-- START Raw data --

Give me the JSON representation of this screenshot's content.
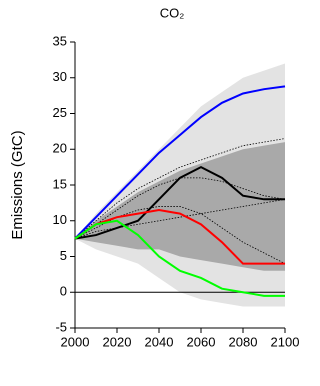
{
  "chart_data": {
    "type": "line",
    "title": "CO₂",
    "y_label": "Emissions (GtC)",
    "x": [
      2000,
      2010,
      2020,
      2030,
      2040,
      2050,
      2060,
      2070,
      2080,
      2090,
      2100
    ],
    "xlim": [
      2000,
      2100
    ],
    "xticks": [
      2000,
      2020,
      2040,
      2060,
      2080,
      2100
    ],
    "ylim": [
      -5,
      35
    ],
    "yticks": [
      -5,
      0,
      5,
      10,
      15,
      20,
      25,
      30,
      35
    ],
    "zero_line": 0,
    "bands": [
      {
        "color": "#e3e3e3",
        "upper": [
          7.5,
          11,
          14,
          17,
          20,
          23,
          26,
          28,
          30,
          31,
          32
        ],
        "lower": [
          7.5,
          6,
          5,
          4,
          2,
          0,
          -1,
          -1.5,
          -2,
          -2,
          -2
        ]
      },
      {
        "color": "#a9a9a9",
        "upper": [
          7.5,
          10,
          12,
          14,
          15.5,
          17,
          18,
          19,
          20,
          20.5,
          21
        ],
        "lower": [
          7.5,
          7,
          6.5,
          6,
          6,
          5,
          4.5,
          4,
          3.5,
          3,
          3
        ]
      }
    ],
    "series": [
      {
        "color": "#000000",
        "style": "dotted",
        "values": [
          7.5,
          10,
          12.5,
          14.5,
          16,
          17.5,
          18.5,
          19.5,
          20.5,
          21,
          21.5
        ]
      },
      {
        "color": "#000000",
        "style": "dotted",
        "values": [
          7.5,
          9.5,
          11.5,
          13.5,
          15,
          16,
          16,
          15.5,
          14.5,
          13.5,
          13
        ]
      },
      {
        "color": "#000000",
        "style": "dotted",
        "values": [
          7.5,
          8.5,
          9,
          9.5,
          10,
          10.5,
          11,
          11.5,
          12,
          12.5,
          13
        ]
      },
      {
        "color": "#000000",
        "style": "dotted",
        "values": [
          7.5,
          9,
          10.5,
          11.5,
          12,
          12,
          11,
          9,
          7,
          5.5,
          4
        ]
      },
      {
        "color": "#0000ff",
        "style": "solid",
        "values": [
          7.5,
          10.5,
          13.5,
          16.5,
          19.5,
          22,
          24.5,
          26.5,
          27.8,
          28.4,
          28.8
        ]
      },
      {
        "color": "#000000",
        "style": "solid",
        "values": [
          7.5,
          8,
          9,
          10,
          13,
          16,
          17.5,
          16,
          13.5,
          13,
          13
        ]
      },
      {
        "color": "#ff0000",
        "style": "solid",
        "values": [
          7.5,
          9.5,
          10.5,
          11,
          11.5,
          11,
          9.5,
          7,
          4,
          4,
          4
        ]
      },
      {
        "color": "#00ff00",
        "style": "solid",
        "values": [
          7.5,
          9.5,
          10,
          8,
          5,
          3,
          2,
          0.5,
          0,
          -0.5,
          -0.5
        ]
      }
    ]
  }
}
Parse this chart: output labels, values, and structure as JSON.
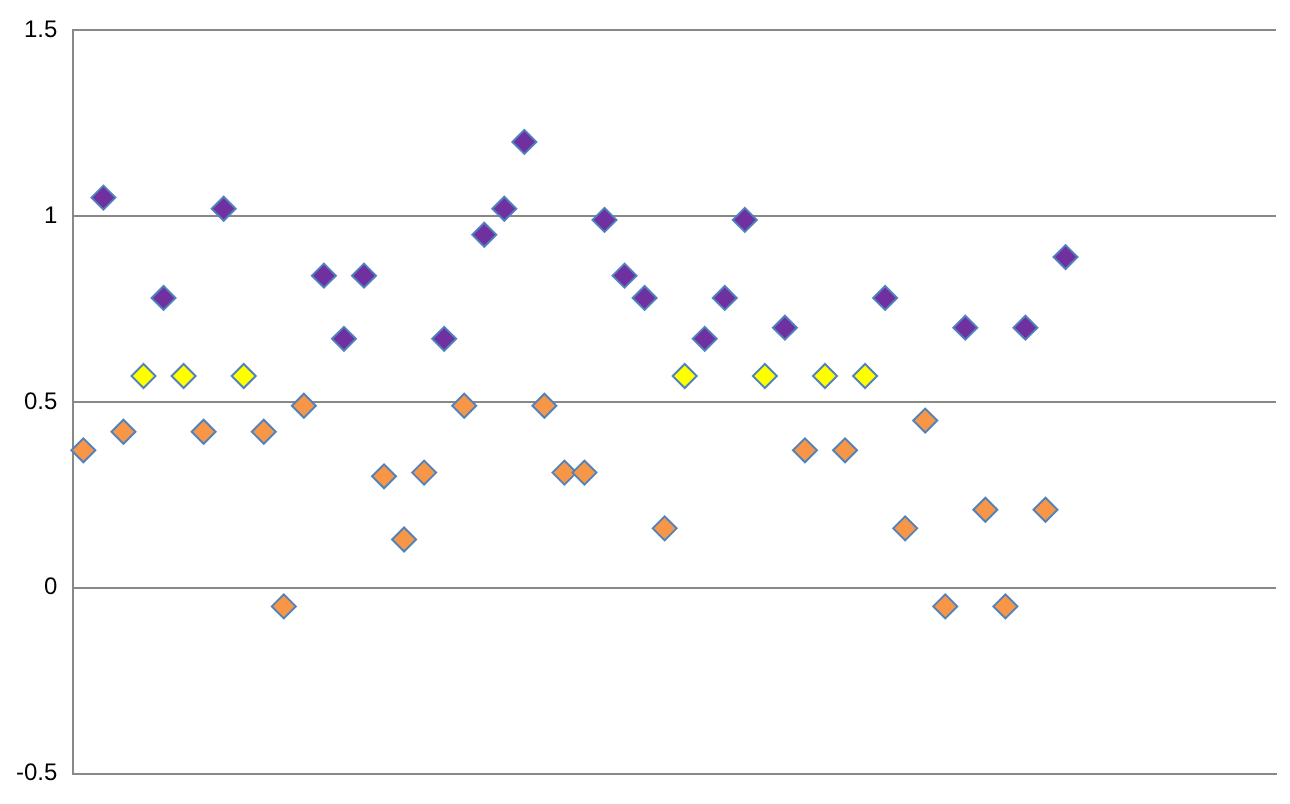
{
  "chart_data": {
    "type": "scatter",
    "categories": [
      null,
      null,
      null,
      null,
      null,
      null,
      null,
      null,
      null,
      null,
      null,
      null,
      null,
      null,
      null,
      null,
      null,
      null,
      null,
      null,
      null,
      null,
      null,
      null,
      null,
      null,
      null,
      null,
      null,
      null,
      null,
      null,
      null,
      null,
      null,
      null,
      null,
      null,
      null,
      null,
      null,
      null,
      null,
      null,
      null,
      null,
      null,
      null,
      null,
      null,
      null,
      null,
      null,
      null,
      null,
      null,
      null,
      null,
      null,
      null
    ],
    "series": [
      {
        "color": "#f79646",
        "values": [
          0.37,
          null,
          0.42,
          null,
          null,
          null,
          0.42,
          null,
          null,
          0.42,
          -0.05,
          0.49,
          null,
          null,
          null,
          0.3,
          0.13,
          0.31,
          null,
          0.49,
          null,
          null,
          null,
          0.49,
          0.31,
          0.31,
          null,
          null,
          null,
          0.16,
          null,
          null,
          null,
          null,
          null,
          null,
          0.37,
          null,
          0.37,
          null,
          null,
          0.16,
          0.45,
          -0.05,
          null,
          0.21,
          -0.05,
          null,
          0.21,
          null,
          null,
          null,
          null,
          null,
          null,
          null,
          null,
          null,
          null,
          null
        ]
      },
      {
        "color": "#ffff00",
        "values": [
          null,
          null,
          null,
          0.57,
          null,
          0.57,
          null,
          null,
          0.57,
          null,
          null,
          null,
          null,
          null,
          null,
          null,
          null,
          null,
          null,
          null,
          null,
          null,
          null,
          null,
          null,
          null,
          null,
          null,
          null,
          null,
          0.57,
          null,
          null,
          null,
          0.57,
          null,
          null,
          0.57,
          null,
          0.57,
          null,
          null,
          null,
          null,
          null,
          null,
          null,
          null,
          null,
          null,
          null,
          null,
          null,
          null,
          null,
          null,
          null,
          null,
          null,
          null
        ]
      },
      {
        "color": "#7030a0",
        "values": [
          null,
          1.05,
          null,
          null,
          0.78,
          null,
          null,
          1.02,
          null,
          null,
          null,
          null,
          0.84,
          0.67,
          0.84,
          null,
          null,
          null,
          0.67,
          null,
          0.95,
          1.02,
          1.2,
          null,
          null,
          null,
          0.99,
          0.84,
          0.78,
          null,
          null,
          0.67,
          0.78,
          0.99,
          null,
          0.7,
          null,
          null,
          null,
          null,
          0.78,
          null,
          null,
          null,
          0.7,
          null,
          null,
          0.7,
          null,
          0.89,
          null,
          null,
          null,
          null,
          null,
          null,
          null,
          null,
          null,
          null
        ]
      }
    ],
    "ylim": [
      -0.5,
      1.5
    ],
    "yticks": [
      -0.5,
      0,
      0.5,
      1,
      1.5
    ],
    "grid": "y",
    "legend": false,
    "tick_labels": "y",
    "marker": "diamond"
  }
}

-- END Raw data --

◆ Required task:
Please transcribe the material above exactly as written. Leave the pictures out.

◆ Response to the exercise:
Give me the JSON representation of this screenshot's content.
{
  "chart_data": {
    "type": "line",
    "title": "CO₂",
    "y_label": "Emissions (GtC)",
    "x": [
      2000,
      2010,
      2020,
      2030,
      2040,
      2050,
      2060,
      2070,
      2080,
      2090,
      2100
    ],
    "xlim": [
      2000,
      2100
    ],
    "xticks": [
      2000,
      2020,
      2040,
      2060,
      2080,
      2100
    ],
    "ylim": [
      -5,
      35
    ],
    "yticks": [
      -5,
      0,
      5,
      10,
      15,
      20,
      25,
      30,
      35
    ],
    "zero_line": 0,
    "bands": [
      {
        "color": "#e3e3e3",
        "upper": [
          7.5,
          11,
          14,
          17,
          20,
          23,
          26,
          28,
          30,
          31,
          32
        ],
        "lower": [
          7.5,
          6,
          5,
          4,
          2,
          0,
          -1,
          -1.5,
          -2,
          -2,
          -2
        ]
      },
      {
        "color": "#a9a9a9",
        "upper": [
          7.5,
          10,
          12,
          14,
          15.5,
          17,
          18,
          19,
          20,
          20.5,
          21
        ],
        "lower": [
          7.5,
          7,
          6.5,
          6,
          6,
          5,
          4.5,
          4,
          3.5,
          3,
          3
        ]
      }
    ],
    "series": [
      {
        "color": "#000000",
        "style": "dotted",
        "values": [
          7.5,
          10,
          12.5,
          14.5,
          16,
          17.5,
          18.5,
          19.5,
          20.5,
          21,
          21.5
        ]
      },
      {
        "color": "#000000",
        "style": "dotted",
        "values": [
          7.5,
          9.5,
          11.5,
          13.5,
          15,
          16,
          16,
          15.5,
          14.5,
          13.5,
          13
        ]
      },
      {
        "color": "#000000",
        "style": "dotted",
        "values": [
          7.5,
          8.5,
          9,
          9.5,
          10,
          10.5,
          11,
          11.5,
          12,
          12.5,
          13
        ]
      },
      {
        "color": "#000000",
        "style": "dotted",
        "values": [
          7.5,
          9,
          10.5,
          11.5,
          12,
          12,
          11,
          9,
          7,
          5.5,
          4
        ]
      },
      {
        "color": "#0000ff",
        "style": "solid",
        "values": [
          7.5,
          10.5,
          13.5,
          16.5,
          19.5,
          22,
          24.5,
          26.5,
          27.8,
          28.4,
          28.8
        ]
      },
      {
        "color": "#000000",
        "style": "solid",
        "values": [
          7.5,
          8,
          9,
          10,
          13,
          16,
          17.5,
          16,
          13.5,
          13,
          13
        ]
      },
      {
        "color": "#ff0000",
        "style": "solid",
        "values": [
          7.5,
          9.5,
          10.5,
          11,
          11.5,
          11,
          9.5,
          7,
          4,
          4,
          4
        ]
      },
      {
        "color": "#00ff00",
        "style": "solid",
        "values": [
          7.5,
          9.5,
          10,
          8,
          5,
          3,
          2,
          0.5,
          0,
          -0.5,
          -0.5
        ]
      }
    ]
  }
}
Parse this chart: output labels, values, and structure as JSON.
{
  "chart_data": {
    "type": "scatter",
    "categories": [
      null,
      null,
      null,
      null,
      null,
      null,
      null,
      null,
      null,
      null,
      null,
      null,
      null,
      null,
      null,
      null,
      null,
      null,
      null,
      null,
      null,
      null,
      null,
      null,
      null,
      null,
      null,
      null,
      null,
      null,
      null,
      null,
      null,
      null,
      null,
      null,
      null,
      null,
      null,
      null,
      null,
      null,
      null,
      null,
      null,
      null,
      null,
      null,
      null,
      null,
      null,
      null,
      null,
      null,
      null,
      null,
      null,
      null,
      null,
      null
    ],
    "series": [
      {
        "color": "#f79646",
        "values": [
          0.37,
          null,
          0.42,
          null,
          null,
          null,
          0.42,
          null,
          null,
          0.42,
          -0.05,
          0.49,
          null,
          null,
          null,
          0.3,
          0.13,
          0.31,
          null,
          0.49,
          null,
          null,
          null,
          0.49,
          0.31,
          0.31,
          null,
          null,
          null,
          0.16,
          null,
          null,
          null,
          null,
          null,
          null,
          0.37,
          null,
          0.37,
          null,
          null,
          0.16,
          0.45,
          -0.05,
          null,
          0.21,
          -0.05,
          null,
          0.21,
          null,
          null,
          null,
          null,
          null,
          null,
          null,
          null,
          null,
          null,
          null
        ]
      },
      {
        "color": "#ffff00",
        "values": [
          null,
          null,
          null,
          0.57,
          null,
          0.57,
          null,
          null,
          0.57,
          null,
          null,
          null,
          null,
          null,
          null,
          null,
          null,
          null,
          null,
          null,
          null,
          null,
          null,
          null,
          null,
          null,
          null,
          null,
          null,
          null,
          0.57,
          null,
          null,
          null,
          0.57,
          null,
          null,
          0.57,
          null,
          0.57,
          null,
          null,
          null,
          null,
          null,
          null,
          null,
          null,
          null,
          null,
          null,
          null,
          null,
          null,
          null,
          null,
          null,
          null,
          null,
          null
        ]
      },
      {
        "color": "#7030a0",
        "values": [
          null,
          1.05,
          null,
          null,
          0.78,
          null,
          null,
          1.02,
          null,
          null,
          null,
          null,
          0.84,
          0.67,
          0.84,
          null,
          null,
          null,
          0.67,
          null,
          0.95,
          1.02,
          1.2,
          null,
          null,
          null,
          0.99,
          0.84,
          0.78,
          null,
          null,
          0.67,
          0.78,
          0.99,
          null,
          0.7,
          null,
          null,
          null,
          null,
          0.78,
          null,
          null,
          null,
          0.7,
          null,
          null,
          0.7,
          null,
          0.89,
          null,
          null,
          null,
          null,
          null,
          null,
          null,
          null,
          null,
          null
        ]
      }
    ],
    "ylim": [
      -0.5,
      1.5
    ],
    "yticks": [
      -0.5,
      0,
      0.5,
      1,
      1.5
    ],
    "grid": "y",
    "legend": false,
    "tick_labels": "y",
    "marker": "diamond"
  }
}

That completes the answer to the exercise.